» **Saved entries**
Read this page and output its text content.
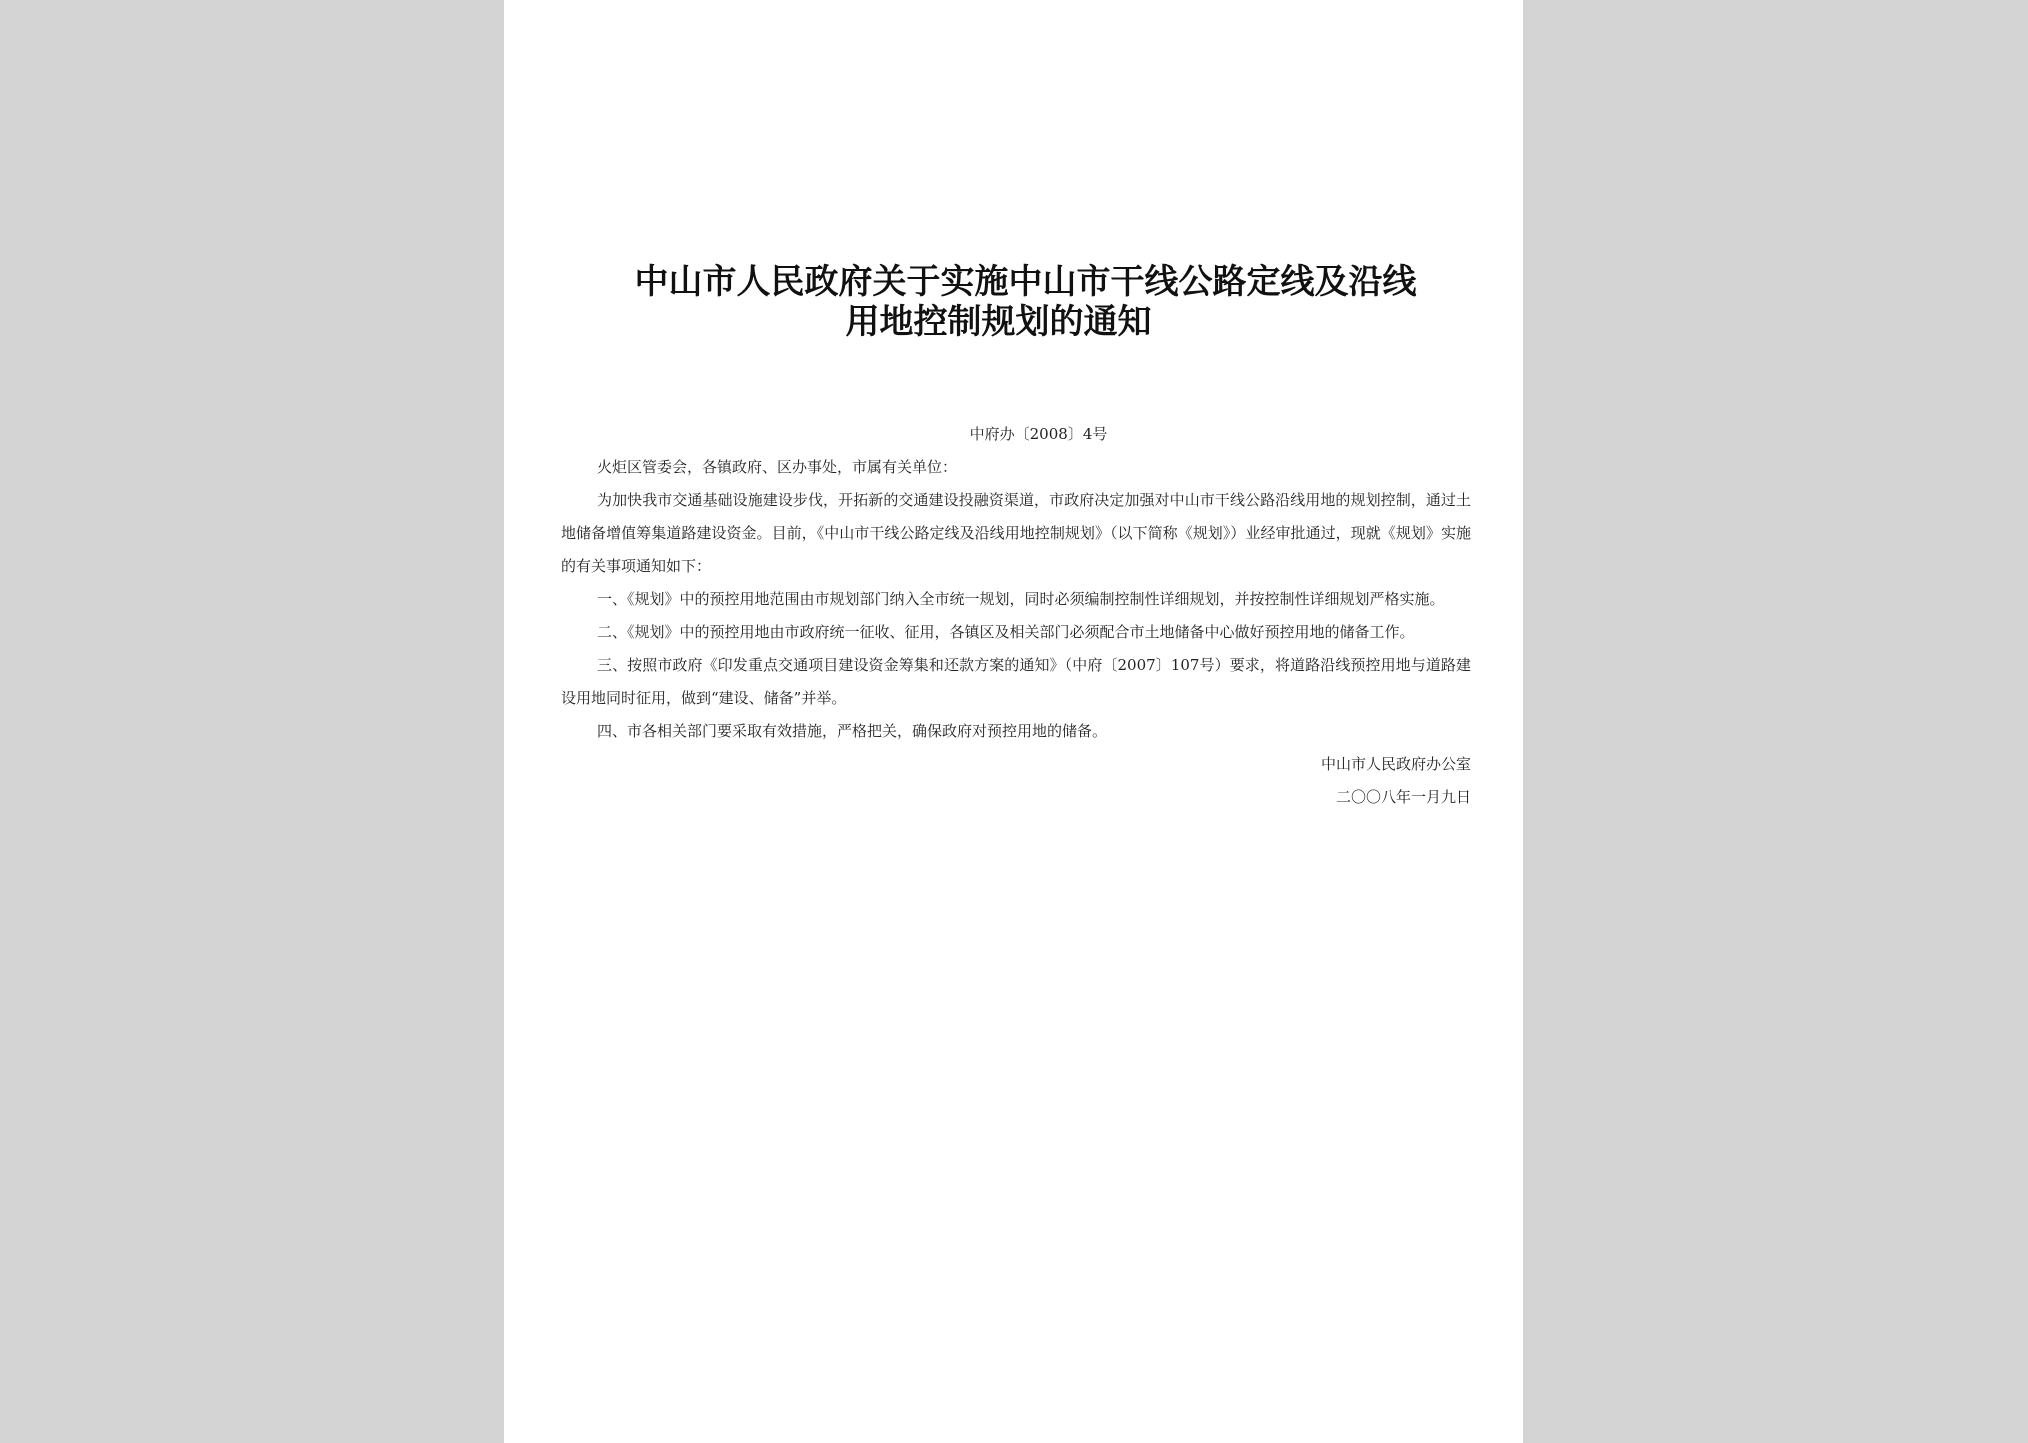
中山市人民政府关于实施中山市干线公路定线及沿线
用地控制规划的通知
中府办〔2008〕4号
火炬区管委会，各镇政府、区办事处，市属有关单位：
为加快我市交通基础设施建设步伐，开拓新的交通建设投融资渠道，市政府决定加强对中山市干线公路沿线用地的规划控制，通过土地储备增值筹集道路建设资金。目前，《中山市干线公路定线及沿线用地控制规划》（以下简称《规划》）业经审批通过，现就《规划》实施的有关事项通知如下：
一、《规划》中的预控用地范围由市规划部门纳入全市统一规划，同时必须编制控制性详细规划，并按控制性详细规划严格实施。
二、《规划》中的预控用地由市政府统一征收、征用，各镇区及相关部门必须配合市土地储备中心做好预控用地的储备工作。
三、按照市政府《印发重点交通项目建设资金筹集和还款方案的通知》（中府〔2007〕107号）要求，将道路沿线预控用地与道路建设用地同时征用，做到“建设、储备”并举。
四、市各相关部门要采取有效措施，严格把关，确保政府对预控用地的储备。
中山市人民政府办公室
二〇〇八年一月九日
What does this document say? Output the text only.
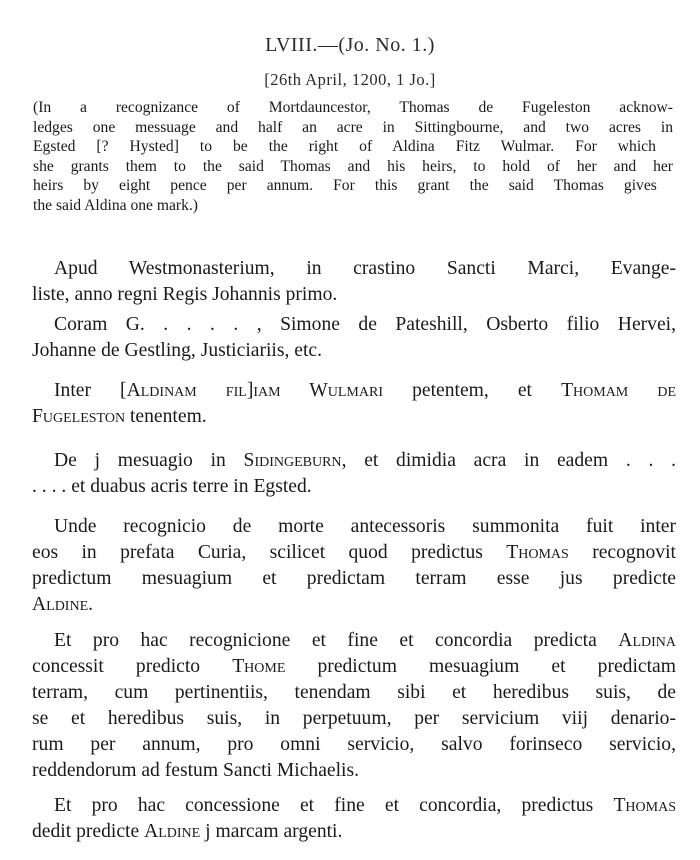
LVIII.—(Jo. No. 1.)
[26th April, 1200, 1 Jo.]
(In a recognizance of Mortdauncestor, Thomas de Fugeleston acknow-
ledges one messuage and half an acre in Sittingbourne, and two acres in
Egsted [? Hysted] to be the right of Aldina Fitz Wulmar. For which
she grants them to the said Thomas and his heirs, to hold of her and her
heirs by eight pence per annum. For this grant the said Thomas gives
the said Aldina one mark.)
Apud Westmonasterium, in crastino Sancti Marci, Evange-
liste, anno regni Regis Johannis primo.
Coram G. . . . . , Simone de Pateshill, Osberto filio Hervei,
Johanne de Gestling, Justiciariis, etc.
Inter [Aldinam fil]iam Wulmari petentem, et Thomam de
Fugeleston tenentem.
De j mesuagio in Sidingeburn, et dimidia acra in eadem . . .
. . . . et duabus acris terre in Egsted.
Unde recognicio de morte antecessoris summonita fuit inter
eos in prefata Curia, scilicet quod predictus Thomas recognovit
predictum mesuagium et predictam terram esse jus predicte
Aldine.
Et pro hac recognicione et fine et concordia predicta Aldina
concessit predicto Thome predictum mesuagium et predictam
terram, cum pertinentiis, tenendam sibi et heredibus suis, de
se et heredibus suis, in perpetuum, per servicium viij denario-
rum per annum, pro omni servicio, salvo forinseco servicio,
reddendorum ad festum Sancti Michaelis.
Et pro hac concessione et fine et concordia, predictus Thomas
dedit predicte Aldine j marcam argenti.
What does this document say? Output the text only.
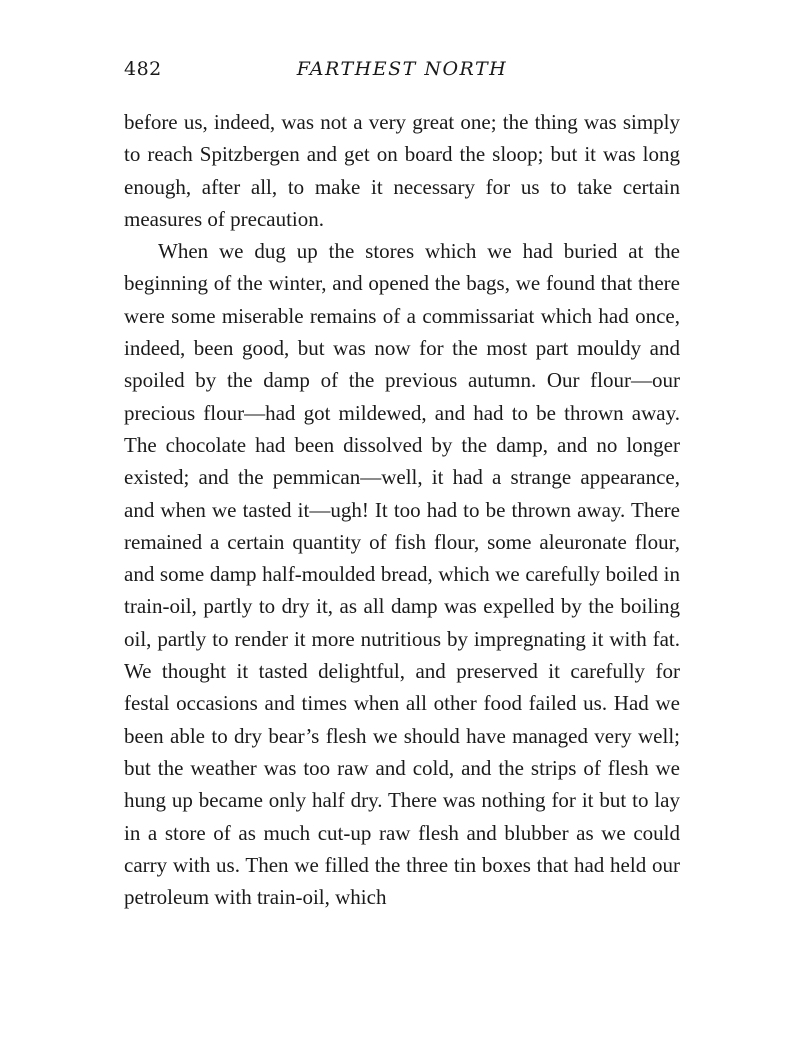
482	FARTHEST NORTH

before us, indeed, was not a very great one; the thing was simply to reach Spitzbergen and get on board the sloop; but it was long enough, after all, to make it necessary for us to take certain measures of precaution.

When we dug up the stores which we had buried at the beginning of the winter, and opened the bags, we found that there were some miserable remains of a commissariat which had once, indeed, been good, but was now for the most part mouldy and spoiled by the damp of the previous autumn. Our flour—our precious flour—had got mildewed, and had to be thrown away. The chocolate had been dissolved by the damp, and no longer existed; and the pemmican—well, it had a strange appearance, and when we tasted it—ugh! It too had to be thrown away. There remained a certain quantity of fish flour, some aleuronate flour, and some damp half-moulded bread, which we carefully boiled in train-oil, partly to dry it, as all damp was expelled by the boiling oil, partly to render it more nutritious by impregnating it with fat. We thought it tasted delightful, and preserved it carefully for festal occasions and times when all other food failed us. Had we been able to dry bear’s flesh we should have managed very well; but the weather was too raw and cold, and the strips of flesh we hung up became only half dry. There was nothing for it but to lay in a store of as much cut-up raw flesh and blubber as we could carry with us. Then we filled the three tin boxes that had held our petroleum with train-oil, which
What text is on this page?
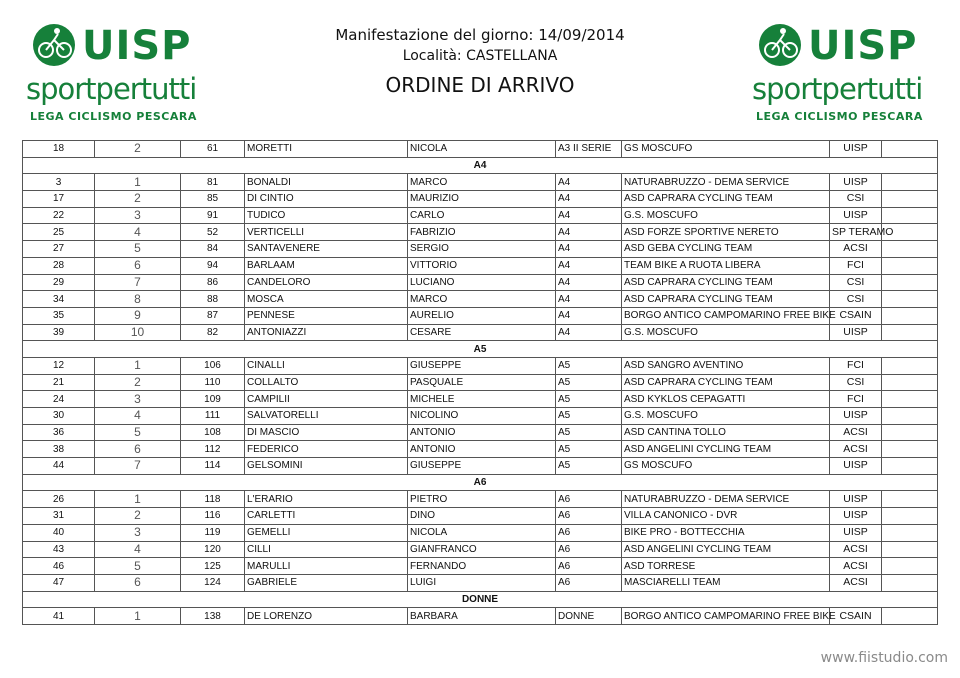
UISP
sportpertutti
LEGA CICLISMO PESCARA
UISP
sportpertutti
LEGA CICLISMO PESCARA
Manifestazione del giorno: 14/09/2014
Località: CASTELLANA
ORDINE DI ARRIVO
18	2	61	MORETTI	NICOLA	A3 II SERIE	GS MOSCUFO	UISP	
A4								
3	1	81	BONALDI	MARCO	A4	NATURABRUZZO - DEMA SERVICE	UISP	
17	2	85	DI CINTIO	MAURIZIO	A4	ASD CAPRARA CYCLING TEAM	CSI	
22	3	91	TUDICO	CARLO	A4	G.S. MOSCUFO	UISP	
25	4	52	VERTICELLI	FABRIZIO	A4	ASD FORZE SPORTIVE NERETO	SP TERAMO	
27	5	84	SANTAVENERE	SERGIO	A4	ASD GEBA CYCLING TEAM	ACSI	
28	6	94	BARLAAM	VITTORIO	A4	TEAM BIKE A RUOTA LIBERA	FCI	
29	7	86	CANDELORO	LUCIANO	A4	ASD CAPRARA CYCLING TEAM	CSI	
34	8	88	MOSCA	MARCO	A4	ASD CAPRARA CYCLING TEAM	CSI	
35	9	87	PENNESE	AURELIO	A4	BORGO ANTICO CAMPOMARINO FREE BIKE	CSAIN	
39	10	82	ANTONIAZZI	CESARE	A4	G.S. MOSCUFO	UISP	
A5								
12	1	106	CINALLI	GIUSEPPE	A5	ASD SANGRO AVENTINO	FCI	
21	2	110	COLLALTO	PASQUALE	A5	ASD CAPRARA CYCLING TEAM	CSI	
24	3	109	CAMPILII	MICHELE	A5	ASD KYKLOS CEPAGATTI	FCI	
30	4	111	SALVATORELLI	NICOLINO	A5	G.S. MOSCUFO	UISP	
36	5	108	DI MASCIO	ANTONIO	A5	ASD CANTINA TOLLO	ACSI	
38	6	112	FEDERICO	ANTONIO	A5	ASD ANGELINI CYCLING TEAM	ACSI	
44	7	114	GELSOMINI	GIUSEPPE	A5	GS MOSCUFO	UISP	
A6								
26	1	118	L'ERARIO	PIETRO	A6	NATURABRUZZO - DEMA SERVICE	UISP	
31	2	116	CARLETTI	DINO	A6	VILLA CANONICO - DVR	UISP	
40	3	119	GEMELLI	NICOLA	A6	BIKE PRO - BOTTECCHIA	UISP	
43	4	120	CILLI	GIANFRANCO	A6	ASD ANGELINI CYCLING TEAM	ACSI	
46	5	125	MARULLI	FERNANDO	A6	ASD TORRESE	ACSI	
47	6	124	GABRIELE	LUIGI	A6	MASCIARELLI TEAM	ACSI	
DONNE								
41	1	138	DE LORENZO	BARBARA	DONNE	BORGO ANTICO CAMPOMARINO FREE BIKE	CSAIN	
www.fiistudio.com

» **Exercise**
Every record above should be written out again without change, except that the pictures are left out.

» **Correct response**
Read this page and output its text content.
中山市人民政府关于实施中山市干线公路定线及沿线
用地控制规划的通知
中府办〔2008〕4号
火炬区管委会，各镇政府、区办事处，市属有关单位：
为加快我市交通基础设施建设步伐，开拓新的交通建设投融资渠道，市政府决定加强对中山市干线公路沿线用地的规划控制，通过土地储备增值筹集道路建设资金。目前，《中山市干线公路定线及沿线用地控制规划》（以下简称《规划》）业经审批通过，现就《规划》实施的有关事项通知如下：
一、《规划》中的预控用地范围由市规划部门纳入全市统一规划，同时必须编制控制性详细规划，并按控制性详细规划严格实施。
二、《规划》中的预控用地由市政府统一征收、征用，各镇区及相关部门必须配合市土地储备中心做好预控用地的储备工作。
三、按照市政府《印发重点交通项目建设资金筹集和还款方案的通知》（中府〔2007〕107号）要求，将道路沿线预控用地与道路建设用地同时征用，做到“建设、储备”并举。
四、市各相关部门要采取有效措施，严格把关，确保政府对预控用地的储备。
中山市人民政府办公室
二〇〇八年一月九日
What does this document say? Output the text only.
LVIII.—(Jo. No. 1.)
[26th April, 1200, 1 Jo.]
(In a recognizance of Mortdauncestor, Thomas de Fugeleston acknow-
ledges one messuage and half an acre in Sittingbourne, and two acres in
Egsted [? Hysted] to be the right of Aldina Fitz Wulmar. For which
she grants them to the said Thomas and his heirs, to hold of her and her
heirs by eight pence per annum. For this grant the said Thomas gives
the said Aldina one mark.)
Apud Westmonasterium, in crastino Sancti Marci, Evange-
liste, anno regni Regis Johannis primo.
Coram G. . . . . , Simone de Pateshill, Osberto filio Hervei,
Johanne de Gestling, Justiciariis, etc.
Inter [Aldinam fil]iam Wulmari petentem, et Thomam de
Fugeleston tenentem.
De j mesuagio in Sidingeburn, et dimidia acra in eadem . . .
. . . . et duabus acris terre in Egsted.
Unde recognicio de morte antecessoris summonita fuit inter
eos in prefata Curia, scilicet quod predictus Thomas recognovit
predictum mesuagium et predictam terram esse jus predicte
Aldine.
Et pro hac recognicione et fine et concordia predicta Aldina
concessit predicto Thome predictum mesuagium et predictam
terram, cum pertinentiis, tenendam sibi et heredibus suis, de
se et heredibus suis, in perpetuum, per servicium viij denario-
rum per annum, pro omni servicio, salvo forinseco servicio,
reddendorum ad festum Sancti Michaelis.
Et pro hac concessione et fine et concordia, predictus Thomas
dedit predicte Aldine j marcam argenti.
What does this document say? Output the text only.
482	FARTHEST NORTH

before us, indeed, was not a very great one; the thing was simply to reach Spitzbergen and get on board the sloop; but it was long enough, after all, to make it necessary for us to take certain measures of precaution.

When we dug up the stores which we had buried at the beginning of the winter, and opened the bags, we found that there were some miserable remains of a commissariat which had once, indeed, been good, but was now for the most part mouldy and spoiled by the damp of the previous autumn. Our flour—our precious flour—had got mildewed, and had to be thrown away. The chocolate had been dissolved by the damp, and no longer existed; and the pemmican—well, it had a strange appearance, and when we tasted it—ugh! It too had to be thrown away. There remained a certain quantity of fish flour, some aleuronate flour, and some damp half-moulded bread, which we carefully boiled in train-oil, partly to dry it, as all damp was expelled by the boiling oil, partly to render it more nutritious by impregnating it with fat. We thought it tasted delightful, and preserved it carefully for festal occasions and times when all other food failed us. Had we been able to dry bear’s flesh we should have managed very well; but the weather was too raw and cold, and the strips of flesh we hung up became only half dry. There was nothing for it but to lay in a store of as much cut-up raw flesh and blubber as we could carry with us. Then we filled the three tin boxes that had held our petroleum with train-oil, which
What text is on this page?
UISP
sportpertutti
LEGA CICLISMO PESCARA
UISP
sportpertutti
LEGA CICLISMO PESCARA
Manifestazione del giorno: 14/09/2014
Località: CASTELLANA
ORDINE DI ARRIVO
18	2	61	MORETTI	NICOLA	A3 II SERIE	GS MOSCUFO	UISP	
A4								
3	1	81	BONALDI	MARCO	A4	NATURABRUZZO - DEMA SERVICE	UISP	
17	2	85	DI CINTIO	MAURIZIO	A4	ASD CAPRARA CYCLING TEAM	CSI	
22	3	91	TUDICO	CARLO	A4	G.S. MOSCUFO	UISP	
25	4	52	VERTICELLI	FABRIZIO	A4	ASD FORZE SPORTIVE NERETO	SP TERAMO	
27	5	84	SANTAVENERE	SERGIO	A4	ASD GEBA CYCLING TEAM	ACSI	
28	6	94	BARLAAM	VITTORIO	A4	TEAM BIKE A RUOTA LIBERA	FCI	
29	7	86	CANDELORO	LUCIANO	A4	ASD CAPRARA CYCLING TEAM	CSI	
34	8	88	MOSCA	MARCO	A4	ASD CAPRARA CYCLING TEAM	CSI	
35	9	87	PENNESE	AURELIO	A4	BORGO ANTICO CAMPOMARINO FREE BIKE	CSAIN	
39	10	82	ANTONIAZZI	CESARE	A4	G.S. MOSCUFO	UISP	
A5								
12	1	106	CINALLI	GIUSEPPE	A5	ASD SANGRO AVENTINO	FCI	
21	2	110	COLLALTO	PASQUALE	A5	ASD CAPRARA CYCLING TEAM	CSI	
24	3	109	CAMPILII	MICHELE	A5	ASD KYKLOS CEPAGATTI	FCI	
30	4	111	SALVATORELLI	NICOLINO	A5	G.S. MOSCUFO	UISP	
36	5	108	DI MASCIO	ANTONIO	A5	ASD CANTINA TOLLO	ACSI	
38	6	112	FEDERICO	ANTONIO	A5	ASD ANGELINI CYCLING TEAM	ACSI	
44	7	114	GELSOMINI	GIUSEPPE	A5	GS MOSCUFO	UISP	
A6								
26	1	118	L'ERARIO	PIETRO	A6	NATURABRUZZO - DEMA SERVICE	UISP	
31	2	116	CARLETTI	DINO	A6	VILLA CANONICO - DVR	UISP	
40	3	119	GEMELLI	NICOLA	A6	BIKE PRO - BOTTECCHIA	UISP	
43	4	120	CILLI	GIANFRANCO	A6	ASD ANGELINI CYCLING TEAM	ACSI	
46	5	125	MARULLI	FERNANDO	A6	ASD TORRESE	ACSI	
47	6	124	GABRIELE	LUIGI	A6	MASCIARELLI TEAM	ACSI	
DONNE								
41	1	138	DE LORENZO	BARBARA	DONNE	BORGO ANTICO CAMPOMARINO FREE BIKE	CSAIN	
www.fiistudio.com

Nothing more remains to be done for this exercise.